▸ Texto apresentado:
..........
O uso de inteligência artificial (IA) e a gamificação já provocam mudanças no ensino brasileiro, especialmente em disciplinas como matemática. Plataformas educacionais conseguem adaptar o conteúdo em tempo real ao nível de cada aluno, identificando dificuldades e ajustando exercícios de forma personalizada.
A iniciativa ganha força em meio às discussões do Ministério da Educação (MEC) sobre regras para o uso da tecnologia nas escolas. No fim de março, a pasta lançou um ambiente de testes para o desenvolvimento dessas ferramentas, com foco em segurança, ética e proteção de dados.
Redes de ensino públicas já utilizam esse tipo de solução. Em São Paulo, mais de 1,8 milhão de alunos do ensino fundamental têm acesso a plataformas adaptativas para o aprendizado de matemática.
Os resultados já aparecem em indicadores educacionais, com melhora no desempenho e redução do número de estudantes abaixo do nível básico.
Entre as ferramentas utilizadas está a plataforma Matific, que combina inteligência artificial, atividades interativas e monitoramento em tempo real.
“Basicamente nós temos uma plataforma gamificada, voltada para o ensino e aprendizagem de matemática e educação financeira. Então, o aluno está num ambiente de jogo super divertido, mas lá ele está desenvolvendo habilidades importantes, não só de matemática, mas também de educação financeira. E do ponto de vista do professor, ele tem uma ferramenta poderosa que ele vai poder rapidamente ter um entendimento das principais lacunas de aprendizagem de seus alunos, mas também pontos fortes, e com isso garantir um ensino ali, uma trilha de aprendizagem personalizada para cada um dos seus alunos. E isso é bastante rico, algo poderoso que a tecnologia da Amatrific pode entregar.”, explicou o CEO da empresa, Dennis Szyller.
..........
Entradas do conjunto de dados
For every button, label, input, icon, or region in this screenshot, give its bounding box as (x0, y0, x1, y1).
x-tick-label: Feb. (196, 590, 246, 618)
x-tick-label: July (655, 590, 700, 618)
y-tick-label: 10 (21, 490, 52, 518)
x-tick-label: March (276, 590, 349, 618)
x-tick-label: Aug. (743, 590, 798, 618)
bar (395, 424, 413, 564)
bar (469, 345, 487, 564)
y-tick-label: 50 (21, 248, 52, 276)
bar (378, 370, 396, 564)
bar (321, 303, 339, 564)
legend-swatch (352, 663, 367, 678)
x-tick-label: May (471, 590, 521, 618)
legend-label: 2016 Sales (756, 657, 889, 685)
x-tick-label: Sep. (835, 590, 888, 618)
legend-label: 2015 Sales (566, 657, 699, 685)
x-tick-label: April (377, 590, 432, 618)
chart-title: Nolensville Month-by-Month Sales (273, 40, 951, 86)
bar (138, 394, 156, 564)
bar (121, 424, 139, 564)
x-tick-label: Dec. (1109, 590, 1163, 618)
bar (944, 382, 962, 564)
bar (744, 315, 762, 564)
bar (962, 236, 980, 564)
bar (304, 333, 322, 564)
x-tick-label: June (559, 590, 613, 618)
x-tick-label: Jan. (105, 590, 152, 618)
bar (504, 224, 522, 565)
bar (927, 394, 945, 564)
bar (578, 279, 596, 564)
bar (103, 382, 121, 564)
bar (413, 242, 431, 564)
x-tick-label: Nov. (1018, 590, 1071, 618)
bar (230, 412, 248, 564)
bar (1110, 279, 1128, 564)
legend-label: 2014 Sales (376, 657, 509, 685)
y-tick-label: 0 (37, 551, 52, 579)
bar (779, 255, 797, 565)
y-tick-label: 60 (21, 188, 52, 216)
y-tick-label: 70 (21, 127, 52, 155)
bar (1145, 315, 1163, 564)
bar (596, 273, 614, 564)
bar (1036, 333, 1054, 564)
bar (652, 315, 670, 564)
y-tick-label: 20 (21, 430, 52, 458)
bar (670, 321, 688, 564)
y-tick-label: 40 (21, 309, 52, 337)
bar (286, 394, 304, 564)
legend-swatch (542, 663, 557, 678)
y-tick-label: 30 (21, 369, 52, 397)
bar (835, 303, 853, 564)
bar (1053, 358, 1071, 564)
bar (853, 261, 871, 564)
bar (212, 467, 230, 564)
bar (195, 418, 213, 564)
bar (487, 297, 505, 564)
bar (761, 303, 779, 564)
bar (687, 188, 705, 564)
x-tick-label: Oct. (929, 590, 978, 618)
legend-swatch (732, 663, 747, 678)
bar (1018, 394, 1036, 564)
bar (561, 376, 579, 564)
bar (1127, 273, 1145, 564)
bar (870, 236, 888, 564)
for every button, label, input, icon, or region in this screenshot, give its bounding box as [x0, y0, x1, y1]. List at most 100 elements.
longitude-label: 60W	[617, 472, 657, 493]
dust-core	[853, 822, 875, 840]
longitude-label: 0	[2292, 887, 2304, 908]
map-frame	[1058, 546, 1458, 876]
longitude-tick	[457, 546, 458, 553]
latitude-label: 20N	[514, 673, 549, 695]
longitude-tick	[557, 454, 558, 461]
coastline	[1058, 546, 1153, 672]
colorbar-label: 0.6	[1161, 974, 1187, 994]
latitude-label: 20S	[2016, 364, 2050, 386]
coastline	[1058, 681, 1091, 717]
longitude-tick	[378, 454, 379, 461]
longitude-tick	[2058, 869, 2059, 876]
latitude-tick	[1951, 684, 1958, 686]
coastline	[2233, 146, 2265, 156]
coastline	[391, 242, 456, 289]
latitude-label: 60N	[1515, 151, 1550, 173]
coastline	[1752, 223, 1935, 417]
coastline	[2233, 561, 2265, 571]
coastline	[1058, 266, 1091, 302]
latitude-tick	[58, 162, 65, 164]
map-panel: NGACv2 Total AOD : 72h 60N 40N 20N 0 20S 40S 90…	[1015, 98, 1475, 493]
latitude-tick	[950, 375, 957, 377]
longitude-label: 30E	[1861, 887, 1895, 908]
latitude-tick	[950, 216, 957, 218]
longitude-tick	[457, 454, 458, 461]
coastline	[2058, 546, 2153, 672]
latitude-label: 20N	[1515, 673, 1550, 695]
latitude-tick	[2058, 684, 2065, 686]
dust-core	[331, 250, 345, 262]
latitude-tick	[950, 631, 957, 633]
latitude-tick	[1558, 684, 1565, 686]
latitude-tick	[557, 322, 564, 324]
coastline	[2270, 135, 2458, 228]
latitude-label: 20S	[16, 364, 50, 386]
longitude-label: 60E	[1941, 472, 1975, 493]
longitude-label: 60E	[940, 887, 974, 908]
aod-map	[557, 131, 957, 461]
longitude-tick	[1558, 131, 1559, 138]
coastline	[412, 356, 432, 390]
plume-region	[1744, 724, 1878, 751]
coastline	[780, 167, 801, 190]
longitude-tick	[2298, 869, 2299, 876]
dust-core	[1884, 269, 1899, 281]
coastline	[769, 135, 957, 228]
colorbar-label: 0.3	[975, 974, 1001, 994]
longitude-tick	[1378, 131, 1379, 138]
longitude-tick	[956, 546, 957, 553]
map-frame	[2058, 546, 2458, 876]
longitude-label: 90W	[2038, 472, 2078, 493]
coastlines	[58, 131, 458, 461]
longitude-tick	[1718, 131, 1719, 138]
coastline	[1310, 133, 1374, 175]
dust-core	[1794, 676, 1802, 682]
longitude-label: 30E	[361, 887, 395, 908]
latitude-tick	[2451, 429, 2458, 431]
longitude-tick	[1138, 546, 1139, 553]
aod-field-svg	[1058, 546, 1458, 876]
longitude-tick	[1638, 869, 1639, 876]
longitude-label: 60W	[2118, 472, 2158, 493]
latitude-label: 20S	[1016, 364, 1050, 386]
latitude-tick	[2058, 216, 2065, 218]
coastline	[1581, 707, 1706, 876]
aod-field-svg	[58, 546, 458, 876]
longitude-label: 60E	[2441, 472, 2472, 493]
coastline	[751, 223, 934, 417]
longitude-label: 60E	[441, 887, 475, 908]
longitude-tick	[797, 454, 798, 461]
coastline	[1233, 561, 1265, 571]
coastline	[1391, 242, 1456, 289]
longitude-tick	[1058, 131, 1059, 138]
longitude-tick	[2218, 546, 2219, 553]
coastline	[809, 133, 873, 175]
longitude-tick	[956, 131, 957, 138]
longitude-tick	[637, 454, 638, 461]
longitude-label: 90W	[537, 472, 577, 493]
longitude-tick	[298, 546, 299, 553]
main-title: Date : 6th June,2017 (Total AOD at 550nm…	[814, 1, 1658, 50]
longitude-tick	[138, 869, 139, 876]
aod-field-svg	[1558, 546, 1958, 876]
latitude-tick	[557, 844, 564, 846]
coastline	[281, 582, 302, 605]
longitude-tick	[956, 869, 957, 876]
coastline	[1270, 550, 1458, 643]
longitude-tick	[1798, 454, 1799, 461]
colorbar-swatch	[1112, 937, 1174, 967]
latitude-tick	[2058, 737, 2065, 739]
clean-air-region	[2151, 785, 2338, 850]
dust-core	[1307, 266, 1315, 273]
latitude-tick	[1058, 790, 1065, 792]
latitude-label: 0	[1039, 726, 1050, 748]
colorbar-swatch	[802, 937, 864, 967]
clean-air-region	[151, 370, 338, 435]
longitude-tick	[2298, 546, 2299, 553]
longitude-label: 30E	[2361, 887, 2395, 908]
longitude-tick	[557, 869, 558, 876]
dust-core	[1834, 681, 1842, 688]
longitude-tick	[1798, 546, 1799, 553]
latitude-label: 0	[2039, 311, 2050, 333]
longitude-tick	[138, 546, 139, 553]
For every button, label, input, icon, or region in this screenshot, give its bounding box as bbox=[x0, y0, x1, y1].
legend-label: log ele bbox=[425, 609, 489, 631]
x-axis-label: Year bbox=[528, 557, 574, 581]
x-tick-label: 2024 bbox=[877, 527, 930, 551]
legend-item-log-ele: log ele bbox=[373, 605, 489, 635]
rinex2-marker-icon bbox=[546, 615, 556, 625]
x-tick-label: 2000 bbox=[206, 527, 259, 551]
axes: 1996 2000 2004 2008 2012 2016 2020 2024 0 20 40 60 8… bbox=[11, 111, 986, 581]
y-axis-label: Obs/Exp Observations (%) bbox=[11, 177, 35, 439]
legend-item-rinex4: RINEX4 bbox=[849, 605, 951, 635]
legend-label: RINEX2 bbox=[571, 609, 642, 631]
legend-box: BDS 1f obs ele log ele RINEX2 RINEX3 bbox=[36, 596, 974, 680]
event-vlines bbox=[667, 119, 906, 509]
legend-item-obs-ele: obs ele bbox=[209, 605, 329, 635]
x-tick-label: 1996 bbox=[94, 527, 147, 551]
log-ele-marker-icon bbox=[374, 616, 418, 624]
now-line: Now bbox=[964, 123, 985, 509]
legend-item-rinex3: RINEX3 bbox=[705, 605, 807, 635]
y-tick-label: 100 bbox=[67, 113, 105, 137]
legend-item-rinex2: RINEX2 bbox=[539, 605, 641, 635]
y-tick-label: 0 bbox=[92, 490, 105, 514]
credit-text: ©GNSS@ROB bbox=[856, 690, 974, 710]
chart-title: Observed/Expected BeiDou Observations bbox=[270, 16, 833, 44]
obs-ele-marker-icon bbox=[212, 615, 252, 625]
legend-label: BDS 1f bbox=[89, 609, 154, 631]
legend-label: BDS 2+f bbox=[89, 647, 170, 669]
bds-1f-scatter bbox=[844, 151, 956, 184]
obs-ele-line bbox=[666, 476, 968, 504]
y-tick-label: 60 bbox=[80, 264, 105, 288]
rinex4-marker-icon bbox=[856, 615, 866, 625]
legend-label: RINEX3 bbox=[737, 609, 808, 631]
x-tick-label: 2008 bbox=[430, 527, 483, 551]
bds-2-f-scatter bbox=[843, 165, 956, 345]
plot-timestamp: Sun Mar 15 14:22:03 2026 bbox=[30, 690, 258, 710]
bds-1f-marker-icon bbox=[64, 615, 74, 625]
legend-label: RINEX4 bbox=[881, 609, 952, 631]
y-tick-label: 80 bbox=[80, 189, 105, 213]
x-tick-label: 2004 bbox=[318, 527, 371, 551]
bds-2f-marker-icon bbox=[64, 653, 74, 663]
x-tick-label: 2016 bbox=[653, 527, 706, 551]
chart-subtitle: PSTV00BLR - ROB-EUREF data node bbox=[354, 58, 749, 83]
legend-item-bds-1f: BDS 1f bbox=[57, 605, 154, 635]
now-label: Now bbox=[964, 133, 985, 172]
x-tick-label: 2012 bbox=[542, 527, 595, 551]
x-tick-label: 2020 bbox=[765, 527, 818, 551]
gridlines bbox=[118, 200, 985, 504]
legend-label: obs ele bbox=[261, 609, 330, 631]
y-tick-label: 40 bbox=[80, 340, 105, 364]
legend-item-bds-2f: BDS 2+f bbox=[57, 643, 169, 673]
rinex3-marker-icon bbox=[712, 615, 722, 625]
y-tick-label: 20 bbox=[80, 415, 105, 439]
..........
▸ Tarefas a realizar:
1. Responda com base no texto sobre inteligência artificial no ensino:
(a) Quando o MEC lançou um ambiente de testes para o desenvolvimento dessas ferramentas?
(b) Quantos alunos de São Paulo têm acesso a plataformas adaptativas de matemática?
(c) O que a plataforma Matific combina?
2. Traduza para o inglês esta frase do texto sobre inteligência artificial no ensino: "Redes de ensino públicas já utilizam esse tipo de solução."
3. Escreva a continuação do texto sobre inteligência artificial no ensino, começando logo após a última frase apresentada.

▸ Respostas em ordem:
1.
(a) No fim de março.
(b) Mais de 1,8 milhão de alunos do ensino fundamental.
(c) Inteligência artificial, atividades interativas e monitoramento em tempo real.

2. Public school systems already use this kind of solution.

3.
Com o uso dessas plataformas, professores passam a ter acesso a dados mais detalhados sobre o desempenho dos alunos, o que pode auxiliar no planejamento das aulas e nas intervenções pedagógicas.
Regulamentação em debate
O uso de jogos e tecnologia educacional também está no radar do Congresso Nacional, que discute projetos para regulamentar a gamificação no ensino e o uso de ferramentas digitais em sala de aula.
Ao comentar o tema, Szyller destacou a importância da discussão, principalmente em relação à segurança e ao papel pedagógico da tecnologia.
“Eu acho que a gente tem que separar o que é entretenimento do que é o uso de uma ferramenta pedagógica, que tem como principal objetivo contribuir para uma melhor educação, ou seja, a gente pode pensar que no Brasil, num país tão grande como o Brasil, que os desafios educacionais são em escala, a gente precisa achar soluções que são os possíveis de escalar e acho que nesse contexto que entram as tecnologias educacionais que, sim, se tiverem evidências claras de que podem contribuir para uma melhor aprendizagem, eu acho que esse debate vale muito a pena a gente ter.”
A expectativa é que a inteligência artificial avance como ferramenta de apoio ao professor, contribuindo para personalizar o ensino sem substituir o papel do educador.